Problem details:
All the entries need to be quoted exactly, apart from the pictures, which you should drop.

──────── Exercise input ────────

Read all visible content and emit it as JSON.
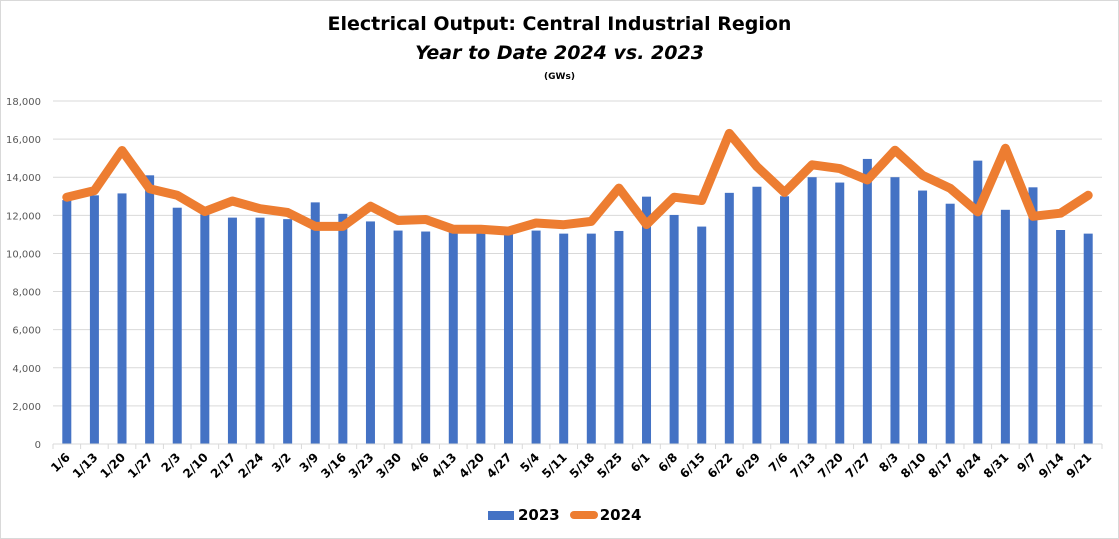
{
  "chart_data": {
    "type": "bar+line",
    "title": "Electrical Output:  Central Industrial Region",
    "subtitle": "Year to Date 2024 vs. 2023",
    "units": "(GWs)",
    "xlabel": "",
    "ylabel": "",
    "ylim": [
      0,
      18000
    ],
    "yticks": [
      0,
      2000,
      4000,
      6000,
      8000,
      10000,
      12000,
      14000,
      16000,
      18000
    ],
    "ytick_labels": [
      "0",
      "2,000",
      "4,000",
      "6,000",
      "8,000",
      "10,000",
      "12,000",
      "14,000",
      "16,000",
      "18,000"
    ],
    "grid": true,
    "legend_position": "bottom",
    "categories": [
      "1/6",
      "1/13",
      "1/20",
      "1/27",
      "2/3",
      "2/10",
      "2/17",
      "2/24",
      "3/2",
      "3/9",
      "3/16",
      "3/23",
      "3/30",
      "4/6",
      "4/13",
      "4/20",
      "4/27",
      "5/4",
      "5/11",
      "5/18",
      "5/25",
      "6/1",
      "6/8",
      "6/15",
      "6/22",
      "6/29",
      "7/6",
      "7/13",
      "7/20",
      "7/27",
      "8/3",
      "8/10",
      "8/17",
      "8/24",
      "8/31",
      "9/7",
      "9/14",
      "9/21"
    ],
    "series": [
      {
        "name": "2023",
        "type": "bar",
        "color": "#4472c4",
        "values": [
          12800,
          13050,
          13150,
          14100,
          12400,
          12050,
          11880,
          11880,
          11800,
          12680,
          12080,
          11680,
          11200,
          11150,
          11100,
          11100,
          11000,
          11200,
          11040,
          11040,
          11180,
          12980,
          12020,
          11410,
          13180,
          13500,
          13000,
          14000,
          13720,
          14960,
          14000,
          13300,
          12610,
          14870,
          12290,
          13470,
          11230,
          11040
        ]
      },
      {
        "name": "2024",
        "type": "line",
        "color": "#ed7d31",
        "values": [
          12950,
          13300,
          15400,
          13400,
          13050,
          12200,
          12750,
          12350,
          12150,
          11420,
          11420,
          12480,
          11730,
          11780,
          11270,
          11270,
          11170,
          11600,
          11510,
          11680,
          13430,
          11520,
          12950,
          12780,
          16300,
          14560,
          13200,
          14650,
          14450,
          13860,
          15420,
          14100,
          13420,
          12180,
          15520,
          11950,
          12110,
          13050
        ]
      }
    ]
  }
}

────────

Finished exercise:
Read all visible content and emit it as JSON.
{
  "chart_data": {
    "type": "bar+line",
    "title": "Electrical Output:  Central Industrial Region",
    "subtitle": "Year to Date 2024 vs. 2023",
    "units": "(GWs)",
    "xlabel": "",
    "ylabel": "",
    "ylim": [
      0,
      18000
    ],
    "yticks": [
      0,
      2000,
      4000,
      6000,
      8000,
      10000,
      12000,
      14000,
      16000,
      18000
    ],
    "ytick_labels": [
      "0",
      "2,000",
      "4,000",
      "6,000",
      "8,000",
      "10,000",
      "12,000",
      "14,000",
      "16,000",
      "18,000"
    ],
    "grid": true,
    "legend_position": "bottom",
    "categories": [
      "1/6",
      "1/13",
      "1/20",
      "1/27",
      "2/3",
      "2/10",
      "2/17",
      "2/24",
      "3/2",
      "3/9",
      "3/16",
      "3/23",
      "3/30",
      "4/6",
      "4/13",
      "4/20",
      "4/27",
      "5/4",
      "5/11",
      "5/18",
      "5/25",
      "6/1",
      "6/8",
      "6/15",
      "6/22",
      "6/29",
      "7/6",
      "7/13",
      "7/20",
      "7/27",
      "8/3",
      "8/10",
      "8/17",
      "8/24",
      "8/31",
      "9/7",
      "9/14",
      "9/21"
    ],
    "series": [
      {
        "name": "2023",
        "type": "bar",
        "color": "#4472c4",
        "values": [
          12800,
          13050,
          13150,
          14100,
          12400,
          12050,
          11880,
          11880,
          11800,
          12680,
          12080,
          11680,
          11200,
          11150,
          11100,
          11100,
          11000,
          11200,
          11040,
          11040,
          11180,
          12980,
          12020,
          11410,
          13180,
          13500,
          13000,
          14000,
          13720,
          14960,
          14000,
          13300,
          12610,
          14870,
          12290,
          13470,
          11230,
          11040
        ]
      },
      {
        "name": "2024",
        "type": "line",
        "color": "#ed7d31",
        "values": [
          12950,
          13300,
          15400,
          13400,
          13050,
          12200,
          12750,
          12350,
          12150,
          11420,
          11420,
          12480,
          11730,
          11780,
          11270,
          11270,
          11170,
          11600,
          11510,
          11680,
          13430,
          11520,
          12950,
          12780,
          16300,
          14560,
          13200,
          14650,
          14450,
          13860,
          15420,
          14100,
          13420,
          12180,
          15520,
          11950,
          12110,
          13050
        ]
      }
    ]
  }
}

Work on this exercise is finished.